[OBJECTIVE] Set down all of the data that follows word for word, without the images.

-- Start of DATASET ROWS --

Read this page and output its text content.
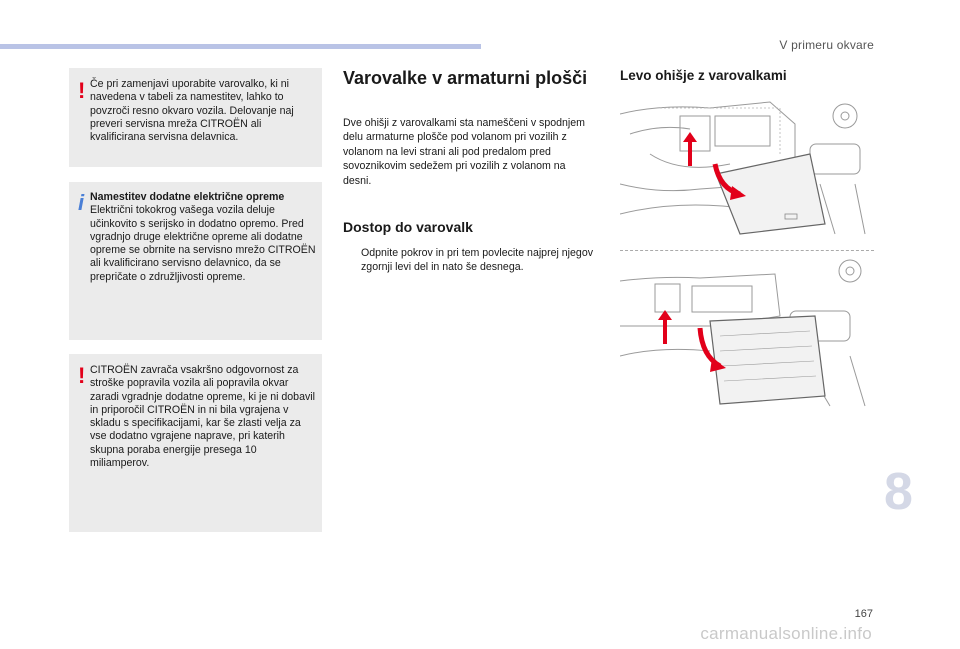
V primeru okvare
! Če pri zamenjavi uporabite varovalko, ki ni navedena v tabeli za namestitev, lahko to povzroči resno okvaro vozila. Delovanje naj preveri servisna mreža CITROËN ali kvalificirana servisna delavnica.
i Namestitev dodatne električne opreme
Električni tokokrog vašega vozila deluje učinkovito s serijsko in dodatno opremo. Pred vgradnjo druge električne opreme ali dodatne opreme se obrnite na servisno mrežo CITROËN ali kvalificirano servisno delavnico, da se prepričate o združljivosti opreme.
! CITROËN zavrača vsakršno odgovornost za stroške popravila vozila ali popravila okvar zaradi vgradnje dodatne opreme, ki je ni dobavil in priporočil CITROËN in ni bila vgrajena v skladu s specifikacijami, kar še zlasti velja za vse dodatno vgrajene naprave, pri katerih skupna poraba energije presega 10 miliamperov.
Varovalke v armaturni plošči
Dve ohišji z varovalkami sta nameščeni v spodnjem delu armaturne plošče pod volanom pri vozilih z volanom na levi strani ali pod predalom pred sovoznikovim sedežem pri vozilih z volanom na desni.
Dostop do varovalk
Odpnite pokrov in pri tem povlecite najprej njegov zgornji levi del in nato še desnega.
Levo ohišje z varovalkami
8
167
carmanualsonline.info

-- End of DATASET ROWS --

[SOLUTION TO THE PROBLEM]
Read this page and output its text content.
V primeru okvare
! Če pri zamenjavi uporabite varovalko, ki ni navedena v tabeli za namestitev, lahko to povzroči resno okvaro vozila. Delovanje naj preveri servisna mreža CITROËN ali kvalificirana servisna delavnica.
i Namestitev dodatne električne opreme
Električni tokokrog vašega vozila deluje učinkovito s serijsko in dodatno opremo. Pred vgradnjo druge električne opreme ali dodatne opreme se obrnite na servisno mrežo CITROËN ali kvalificirano servisno delavnico, da se prepričate o združljivosti opreme.
! CITROËN zavrača vsakršno odgovornost za stroške popravila vozila ali popravila okvar zaradi vgradnje dodatne opreme, ki je ni dobavil in priporočil CITROËN in ni bila vgrajena v skladu s specifikacijami, kar še zlasti velja za vse dodatno vgrajene naprave, pri katerih skupna poraba energije presega 10 miliamperov.
Varovalke v armaturni plošči
Dve ohišji z varovalkami sta nameščeni v spodnjem delu armaturne plošče pod volanom pri vozilih z volanom na levi strani ali pod predalom pred sovoznikovim sedežem pri vozilih z volanom na desni.
Dostop do varovalk
Odpnite pokrov in pri tem povlecite najprej njegov zgornji levi del in nato še desnega.
Levo ohišje z varovalkami
8
167
carmanualsonline.info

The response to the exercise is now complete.